● **EXERCISE PROMPT**:
Return the records in full, exactly as given.
## Start ENTRIES PROVIDED
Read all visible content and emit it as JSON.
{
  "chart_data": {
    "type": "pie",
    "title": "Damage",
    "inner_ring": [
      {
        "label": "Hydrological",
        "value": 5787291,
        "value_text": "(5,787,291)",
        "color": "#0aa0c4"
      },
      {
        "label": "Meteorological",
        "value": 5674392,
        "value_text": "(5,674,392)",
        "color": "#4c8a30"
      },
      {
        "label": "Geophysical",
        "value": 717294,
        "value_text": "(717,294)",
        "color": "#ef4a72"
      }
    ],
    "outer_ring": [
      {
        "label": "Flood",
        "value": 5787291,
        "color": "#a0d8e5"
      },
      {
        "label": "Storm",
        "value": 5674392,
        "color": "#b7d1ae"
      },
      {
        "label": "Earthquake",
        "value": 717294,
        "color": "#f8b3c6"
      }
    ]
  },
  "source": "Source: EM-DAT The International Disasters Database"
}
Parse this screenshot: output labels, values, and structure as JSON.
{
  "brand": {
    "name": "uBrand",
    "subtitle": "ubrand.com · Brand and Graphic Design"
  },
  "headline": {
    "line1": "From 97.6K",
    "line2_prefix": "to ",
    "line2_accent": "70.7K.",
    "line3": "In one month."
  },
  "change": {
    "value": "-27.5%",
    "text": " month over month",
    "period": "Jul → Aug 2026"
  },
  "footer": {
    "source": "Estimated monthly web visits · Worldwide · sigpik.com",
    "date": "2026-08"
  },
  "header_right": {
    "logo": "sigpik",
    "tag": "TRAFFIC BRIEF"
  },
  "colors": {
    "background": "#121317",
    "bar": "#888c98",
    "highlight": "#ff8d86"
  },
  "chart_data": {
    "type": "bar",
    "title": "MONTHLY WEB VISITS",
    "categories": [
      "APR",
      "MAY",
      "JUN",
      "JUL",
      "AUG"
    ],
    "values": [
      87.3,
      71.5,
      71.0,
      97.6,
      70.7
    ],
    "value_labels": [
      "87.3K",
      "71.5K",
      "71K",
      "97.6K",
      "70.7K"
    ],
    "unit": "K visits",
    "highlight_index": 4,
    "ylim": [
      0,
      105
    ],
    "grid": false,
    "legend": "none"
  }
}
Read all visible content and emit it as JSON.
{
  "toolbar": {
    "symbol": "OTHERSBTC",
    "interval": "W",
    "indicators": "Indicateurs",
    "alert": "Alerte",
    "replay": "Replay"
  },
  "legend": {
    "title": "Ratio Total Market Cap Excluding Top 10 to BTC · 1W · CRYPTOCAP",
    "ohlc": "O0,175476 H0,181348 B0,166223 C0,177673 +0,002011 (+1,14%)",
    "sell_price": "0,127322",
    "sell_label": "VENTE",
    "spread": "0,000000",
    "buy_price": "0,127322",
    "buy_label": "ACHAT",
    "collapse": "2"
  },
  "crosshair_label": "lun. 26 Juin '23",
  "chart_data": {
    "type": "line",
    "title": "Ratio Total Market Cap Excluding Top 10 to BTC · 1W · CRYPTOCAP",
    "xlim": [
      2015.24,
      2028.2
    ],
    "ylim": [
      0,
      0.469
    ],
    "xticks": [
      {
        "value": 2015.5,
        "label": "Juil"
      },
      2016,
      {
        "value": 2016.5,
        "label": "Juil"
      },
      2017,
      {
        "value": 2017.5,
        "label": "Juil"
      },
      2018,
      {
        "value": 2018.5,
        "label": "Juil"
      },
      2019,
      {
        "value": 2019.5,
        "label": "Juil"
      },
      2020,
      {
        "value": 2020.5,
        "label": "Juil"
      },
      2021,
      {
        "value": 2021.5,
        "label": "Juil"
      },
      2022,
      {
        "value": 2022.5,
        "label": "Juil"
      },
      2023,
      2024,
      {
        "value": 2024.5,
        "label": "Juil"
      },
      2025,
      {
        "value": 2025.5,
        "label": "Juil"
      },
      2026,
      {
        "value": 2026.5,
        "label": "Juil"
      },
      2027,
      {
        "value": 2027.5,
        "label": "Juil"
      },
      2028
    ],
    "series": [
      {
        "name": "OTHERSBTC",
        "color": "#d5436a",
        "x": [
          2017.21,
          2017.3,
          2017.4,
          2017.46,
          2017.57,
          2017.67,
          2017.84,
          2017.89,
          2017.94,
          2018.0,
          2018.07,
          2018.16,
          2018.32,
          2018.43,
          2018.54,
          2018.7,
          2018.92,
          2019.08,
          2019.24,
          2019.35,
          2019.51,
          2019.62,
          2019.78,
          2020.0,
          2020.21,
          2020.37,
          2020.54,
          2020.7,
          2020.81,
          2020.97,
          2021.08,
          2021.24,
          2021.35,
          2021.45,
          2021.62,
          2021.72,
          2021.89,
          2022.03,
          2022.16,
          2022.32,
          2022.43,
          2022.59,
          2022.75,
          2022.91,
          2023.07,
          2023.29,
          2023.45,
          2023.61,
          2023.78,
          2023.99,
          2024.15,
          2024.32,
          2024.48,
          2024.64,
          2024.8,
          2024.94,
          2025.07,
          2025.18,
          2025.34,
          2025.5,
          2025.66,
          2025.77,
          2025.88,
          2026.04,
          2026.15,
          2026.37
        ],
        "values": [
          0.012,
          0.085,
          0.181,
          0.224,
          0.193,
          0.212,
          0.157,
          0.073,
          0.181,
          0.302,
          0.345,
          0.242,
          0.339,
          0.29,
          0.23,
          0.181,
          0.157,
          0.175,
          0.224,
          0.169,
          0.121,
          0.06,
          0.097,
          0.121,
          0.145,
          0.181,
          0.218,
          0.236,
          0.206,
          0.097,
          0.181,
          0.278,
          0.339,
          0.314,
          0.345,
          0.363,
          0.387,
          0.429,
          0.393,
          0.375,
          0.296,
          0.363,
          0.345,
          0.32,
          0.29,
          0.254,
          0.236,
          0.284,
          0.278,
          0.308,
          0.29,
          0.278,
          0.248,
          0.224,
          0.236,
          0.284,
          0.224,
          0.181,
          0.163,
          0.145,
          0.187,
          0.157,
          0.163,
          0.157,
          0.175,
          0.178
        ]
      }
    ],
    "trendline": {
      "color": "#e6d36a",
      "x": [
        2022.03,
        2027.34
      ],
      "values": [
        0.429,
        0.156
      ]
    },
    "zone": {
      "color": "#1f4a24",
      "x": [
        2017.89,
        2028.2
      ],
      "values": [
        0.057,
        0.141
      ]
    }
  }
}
## End ENTRIES PROVIDED
● **SOLUTION**:
Read all visible content and emit it as JSON.
{
  "chart_data": {
    "type": "pie",
    "title": "Damage",
    "inner_ring": [
      {
        "label": "Hydrological",
        "value": 5787291,
        "value_text": "(5,787,291)",
        "color": "#0aa0c4"
      },
      {
        "label": "Meteorological",
        "value": 5674392,
        "value_text": "(5,674,392)",
        "color": "#4c8a30"
      },
      {
        "label": "Geophysical",
        "value": 717294,
        "value_text": "(717,294)",
        "color": "#ef4a72"
      }
    ],
    "outer_ring": [
      {
        "label": "Flood",
        "value": 5787291,
        "color": "#a0d8e5"
      },
      {
        "label": "Storm",
        "value": 5674392,
        "color": "#b7d1ae"
      },
      {
        "label": "Earthquake",
        "value": 717294,
        "color": "#f8b3c6"
      }
    ]
  },
  "source": "Source: EM-DAT The International Disasters Database"
}
Parse this screenshot: output labels, values, and structure as JSON.
{
  "brand": {
    "name": "uBrand",
    "subtitle": "ubrand.com · Brand and Graphic Design"
  },
  "headline": {
    "line1": "From 97.6K",
    "line2_prefix": "to ",
    "line2_accent": "70.7K.",
    "line3": "In one month."
  },
  "change": {
    "value": "-27.5%",
    "text": " month over month",
    "period": "Jul → Aug 2026"
  },
  "footer": {
    "source": "Estimated monthly web visits · Worldwide · sigpik.com",
    "date": "2026-08"
  },
  "header_right": {
    "logo": "sigpik",
    "tag": "TRAFFIC BRIEF"
  },
  "colors": {
    "background": "#121317",
    "bar": "#888c98",
    "highlight": "#ff8d86"
  },
  "chart_data": {
    "type": "bar",
    "title": "MONTHLY WEB VISITS",
    "categories": [
      "APR",
      "MAY",
      "JUN",
      "JUL",
      "AUG"
    ],
    "values": [
      87.3,
      71.5,
      71.0,
      97.6,
      70.7
    ],
    "value_labels": [
      "87.3K",
      "71.5K",
      "71K",
      "97.6K",
      "70.7K"
    ],
    "unit": "K visits",
    "highlight_index": 4,
    "ylim": [
      0,
      105
    ],
    "grid": false,
    "legend": "none"
  }
}
Read all visible content and emit it as JSON.
{
  "toolbar": {
    "symbol": "OTHERSBTC",
    "interval": "W",
    "indicators": "Indicateurs",
    "alert": "Alerte",
    "replay": "Replay"
  },
  "legend": {
    "title": "Ratio Total Market Cap Excluding Top 10 to BTC · 1W · CRYPTOCAP",
    "ohlc": "O0,175476 H0,181348 B0,166223 C0,177673 +0,002011 (+1,14%)",
    "sell_price": "0,127322",
    "sell_label": "VENTE",
    "spread": "0,000000",
    "buy_price": "0,127322",
    "buy_label": "ACHAT",
    "collapse": "2"
  },
  "crosshair_label": "lun. 26 Juin '23",
  "chart_data": {
    "type": "line",
    "title": "Ratio Total Market Cap Excluding Top 10 to BTC · 1W · CRYPTOCAP",
    "xlim": [
      2015.24,
      2028.2
    ],
    "ylim": [
      0,
      0.469
    ],
    "xticks": [
      {
        "value": 2015.5,
        "label": "Juil"
      },
      2016,
      {
        "value": 2016.5,
        "label": "Juil"
      },
      2017,
      {
        "value": 2017.5,
        "label": "Juil"
      },
      2018,
      {
        "value": 2018.5,
        "label": "Juil"
      },
      2019,
      {
        "value": 2019.5,
        "label": "Juil"
      },
      2020,
      {
        "value": 2020.5,
        "label": "Juil"
      },
      2021,
      {
        "value": 2021.5,
        "label": "Juil"
      },
      2022,
      {
        "value": 2022.5,
        "label": "Juil"
      },
      2023,
      2024,
      {
        "value": 2024.5,
        "label": "Juil"
      },
      2025,
      {
        "value": 2025.5,
        "label": "Juil"
      },
      2026,
      {
        "value": 2026.5,
        "label": "Juil"
      },
      2027,
      {
        "value": 2027.5,
        "label": "Juil"
      },
      2028
    ],
    "series": [
      {
        "name": "OTHERSBTC",
        "color": "#d5436a",
        "x": [
          2017.21,
          2017.3,
          2017.4,
          2017.46,
          2017.57,
          2017.67,
          2017.84,
          2017.89,
          2017.94,
          2018.0,
          2018.07,
          2018.16,
          2018.32,
          2018.43,
          2018.54,
          2018.7,
          2018.92,
          2019.08,
          2019.24,
          2019.35,
          2019.51,
          2019.62,
          2019.78,
          2020.0,
          2020.21,
          2020.37,
          2020.54,
          2020.7,
          2020.81,
          2020.97,
          2021.08,
          2021.24,
          2021.35,
          2021.45,
          2021.62,
          2021.72,
          2021.89,
          2022.03,
          2022.16,
          2022.32,
          2022.43,
          2022.59,
          2022.75,
          2022.91,
          2023.07,
          2023.29,
          2023.45,
          2023.61,
          2023.78,
          2023.99,
          2024.15,
          2024.32,
          2024.48,
          2024.64,
          2024.8,
          2024.94,
          2025.07,
          2025.18,
          2025.34,
          2025.5,
          2025.66,
          2025.77,
          2025.88,
          2026.04,
          2026.15,
          2026.37
        ],
        "values": [
          0.012,
          0.085,
          0.181,
          0.224,
          0.193,
          0.212,
          0.157,
          0.073,
          0.181,
          0.302,
          0.345,
          0.242,
          0.339,
          0.29,
          0.23,
          0.181,
          0.157,
          0.175,
          0.224,
          0.169,
          0.121,
          0.06,
          0.097,
          0.121,
          0.145,
          0.181,
          0.218,
          0.236,
          0.206,
          0.097,
          0.181,
          0.278,
          0.339,
          0.314,
          0.345,
          0.363,
          0.387,
          0.429,
          0.393,
          0.375,
          0.296,
          0.363,
          0.345,
          0.32,
          0.29,
          0.254,
          0.236,
          0.284,
          0.278,
          0.308,
          0.29,
          0.278,
          0.248,
          0.224,
          0.236,
          0.284,
          0.224,
          0.181,
          0.163,
          0.145,
          0.187,
          0.157,
          0.163,
          0.157,
          0.175,
          0.178
        ]
      }
    ],
    "trendline": {
      "color": "#e6d36a",
      "x": [
        2022.03,
        2027.34
      ],
      "values": [
        0.429,
        0.156
      ]
    },
    "zone": {
      "color": "#1f4a24",
      "x": [
        2017.89,
        2028.2
      ],
      "values": [
        0.057,
        0.141
      ]
    }
  }
}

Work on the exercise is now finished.